>> Begin EXERCISE INPUT
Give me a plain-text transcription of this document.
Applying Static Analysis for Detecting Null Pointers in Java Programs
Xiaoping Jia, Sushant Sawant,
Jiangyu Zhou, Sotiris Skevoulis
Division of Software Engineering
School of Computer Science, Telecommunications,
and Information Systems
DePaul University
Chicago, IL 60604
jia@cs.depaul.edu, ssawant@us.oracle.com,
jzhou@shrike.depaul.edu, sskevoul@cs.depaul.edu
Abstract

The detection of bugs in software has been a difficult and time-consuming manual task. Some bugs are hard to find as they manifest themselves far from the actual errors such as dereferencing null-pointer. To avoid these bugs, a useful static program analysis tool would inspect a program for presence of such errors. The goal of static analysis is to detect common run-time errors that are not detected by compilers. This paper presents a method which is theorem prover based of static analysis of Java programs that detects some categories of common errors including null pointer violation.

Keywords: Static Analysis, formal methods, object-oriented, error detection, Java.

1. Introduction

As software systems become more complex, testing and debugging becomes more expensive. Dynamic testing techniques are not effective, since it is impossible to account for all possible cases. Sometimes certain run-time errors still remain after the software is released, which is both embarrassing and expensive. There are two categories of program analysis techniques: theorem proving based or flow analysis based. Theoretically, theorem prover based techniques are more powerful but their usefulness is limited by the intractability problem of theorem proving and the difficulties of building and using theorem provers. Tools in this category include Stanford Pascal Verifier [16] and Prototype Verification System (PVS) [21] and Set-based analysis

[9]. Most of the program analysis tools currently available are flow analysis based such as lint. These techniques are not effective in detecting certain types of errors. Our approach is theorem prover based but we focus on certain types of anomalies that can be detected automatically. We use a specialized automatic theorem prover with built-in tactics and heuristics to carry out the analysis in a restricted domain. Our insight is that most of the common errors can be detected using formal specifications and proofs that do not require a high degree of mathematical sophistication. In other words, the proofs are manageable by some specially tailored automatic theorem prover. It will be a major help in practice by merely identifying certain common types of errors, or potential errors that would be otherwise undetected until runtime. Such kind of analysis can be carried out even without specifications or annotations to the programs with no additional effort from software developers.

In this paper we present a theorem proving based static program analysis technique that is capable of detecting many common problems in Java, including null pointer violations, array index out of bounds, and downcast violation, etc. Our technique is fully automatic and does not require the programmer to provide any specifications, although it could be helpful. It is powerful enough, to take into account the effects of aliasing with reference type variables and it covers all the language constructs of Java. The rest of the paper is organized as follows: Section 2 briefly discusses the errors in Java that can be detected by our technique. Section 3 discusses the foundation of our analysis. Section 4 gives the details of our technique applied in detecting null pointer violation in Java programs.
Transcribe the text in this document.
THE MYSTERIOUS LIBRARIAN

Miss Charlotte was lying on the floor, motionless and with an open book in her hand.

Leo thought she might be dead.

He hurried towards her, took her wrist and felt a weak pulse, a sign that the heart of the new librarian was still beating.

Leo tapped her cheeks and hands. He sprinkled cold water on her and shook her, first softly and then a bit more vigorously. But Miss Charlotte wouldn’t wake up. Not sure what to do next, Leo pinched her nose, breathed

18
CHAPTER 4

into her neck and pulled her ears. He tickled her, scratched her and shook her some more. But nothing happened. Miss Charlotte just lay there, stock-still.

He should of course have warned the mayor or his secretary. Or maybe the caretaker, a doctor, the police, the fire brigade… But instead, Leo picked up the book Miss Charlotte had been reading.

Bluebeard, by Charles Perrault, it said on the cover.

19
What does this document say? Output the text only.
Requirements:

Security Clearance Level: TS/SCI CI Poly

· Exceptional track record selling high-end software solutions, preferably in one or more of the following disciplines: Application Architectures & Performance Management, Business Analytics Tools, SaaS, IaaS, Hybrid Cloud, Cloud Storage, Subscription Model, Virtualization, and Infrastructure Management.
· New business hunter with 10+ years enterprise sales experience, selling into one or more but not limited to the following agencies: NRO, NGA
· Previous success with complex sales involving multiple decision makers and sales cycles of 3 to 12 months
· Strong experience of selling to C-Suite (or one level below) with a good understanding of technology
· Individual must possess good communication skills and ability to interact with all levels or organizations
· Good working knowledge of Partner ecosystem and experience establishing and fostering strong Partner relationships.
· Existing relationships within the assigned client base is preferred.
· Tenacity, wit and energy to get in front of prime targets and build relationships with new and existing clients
>> End EXERCISE INPUT
◆ **TO BE DONE**: Set down every line of the listing above again, exactly as given.

◆ **FULL SOLUTION**:
Give me a plain-text transcription of this document.
Applying Static Analysis for Detecting Null Pointers in Java Programs
Xiaoping Jia, Sushant Sawant,
Jiangyu Zhou, Sotiris Skevoulis
Division of Software Engineering
School of Computer Science, Telecommunications,
and Information Systems
DePaul University
Chicago, IL 60604
jia@cs.depaul.edu, ssawant@us.oracle.com,
jzhou@shrike.depaul.edu, sskevoul@cs.depaul.edu
Abstract

The detection of bugs in software has been a difficult and time-consuming manual task. Some bugs are hard to find as they manifest themselves far from the actual errors such as dereferencing null-pointer. To avoid these bugs, a useful static program analysis tool would inspect a program for presence of such errors. The goal of static analysis is to detect common run-time errors that are not detected by compilers. This paper presents a method which is theorem prover based of static analysis of Java programs that detects some categories of common errors including null pointer violation.

Keywords: Static Analysis, formal methods, object-oriented, error detection, Java.

1. Introduction

As software systems become more complex, testing and debugging becomes more expensive. Dynamic testing techniques are not effective, since it is impossible to account for all possible cases. Sometimes certain run-time errors still remain after the software is released, which is both embarrassing and expensive. There are two categories of program analysis techniques: theorem proving based or flow analysis based. Theoretically, theorem prover based techniques are more powerful but their usefulness is limited by the intractability problem of theorem proving and the difficulties of building and using theorem provers. Tools in this category include Stanford Pascal Verifier [16] and Prototype Verification System (PVS) [21] and Set-based analysis

[9]. Most of the program analysis tools currently available are flow analysis based such as lint. These techniques are not effective in detecting certain types of errors. Our approach is theorem prover based but we focus on certain types of anomalies that can be detected automatically. We use a specialized automatic theorem prover with built-in tactics and heuristics to carry out the analysis in a restricted domain. Our insight is that most of the common errors can be detected using formal specifications and proofs that do not require a high degree of mathematical sophistication. In other words, the proofs are manageable by some specially tailored automatic theorem prover. It will be a major help in practice by merely identifying certain common types of errors, or potential errors that would be otherwise undetected until runtime. Such kind of analysis can be carried out even without specifications or annotations to the programs with no additional effort from software developers.

In this paper we present a theorem proving based static program analysis technique that is capable of detecting many common problems in Java, including null pointer violations, array index out of bounds, and downcast violation, etc. Our technique is fully automatic and does not require the programmer to provide any specifications, although it could be helpful. It is powerful enough, to take into account the effects of aliasing with reference type variables and it covers all the language constructs of Java. The rest of the paper is organized as follows: Section 2 briefly discusses the errors in Java that can be detected by our technique. Section 3 discusses the foundation of our analysis. Section 4 gives the details of our technique applied in detecting null pointer violation in Java programs.
Transcribe the text in this document.
THE MYSTERIOUS LIBRARIAN

Miss Charlotte was lying on the floor, motionless and with an open book in her hand.

Leo thought she might be dead.

He hurried towards her, took her wrist and felt a weak pulse, a sign that the heart of the new librarian was still beating.

Leo tapped her cheeks and hands. He sprinkled cold water on her and shook her, first softly and then a bit more vigorously. But Miss Charlotte wouldn’t wake up. Not sure what to do next, Leo pinched her nose, breathed

18
CHAPTER 4

into her neck and pulled her ears. He tickled her, scratched her and shook her some more. But nothing happened. Miss Charlotte just lay there, stock-still.

He should of course have warned the mayor or his secretary. Or maybe the caretaker, a doctor, the police, the fire brigade… But instead, Leo picked up the book Miss Charlotte had been reading.

Bluebeard, by Charles Perrault, it said on the cover.

19
What does this document say? Output the text only.
Requirements:

Security Clearance Level: TS/SCI CI Poly

· Exceptional track record selling high-end software solutions, preferably in one or more of the following disciplines: Application Architectures & Performance Management, Business Analytics Tools, SaaS, IaaS, Hybrid Cloud, Cloud Storage, Subscription Model, Virtualization, and Infrastructure Management.
· New business hunter with 10+ years enterprise sales experience, selling into one or more but not limited to the following agencies: NRO, NGA
· Previous success with complex sales involving multiple decision makers and sales cycles of 3 to 12 months
· Strong experience of selling to C-Suite (or one level below) with a good understanding of technology
· Individual must possess good communication skills and ability to interact with all levels or organizations
· Good working knowledge of Partner ecosystem and experience establishing and fostering strong Partner relationships.
· Existing relationships within the assigned client base is preferred.
· Tenacity, wit and energy to get in front of prime targets and build relationships with new and existing clients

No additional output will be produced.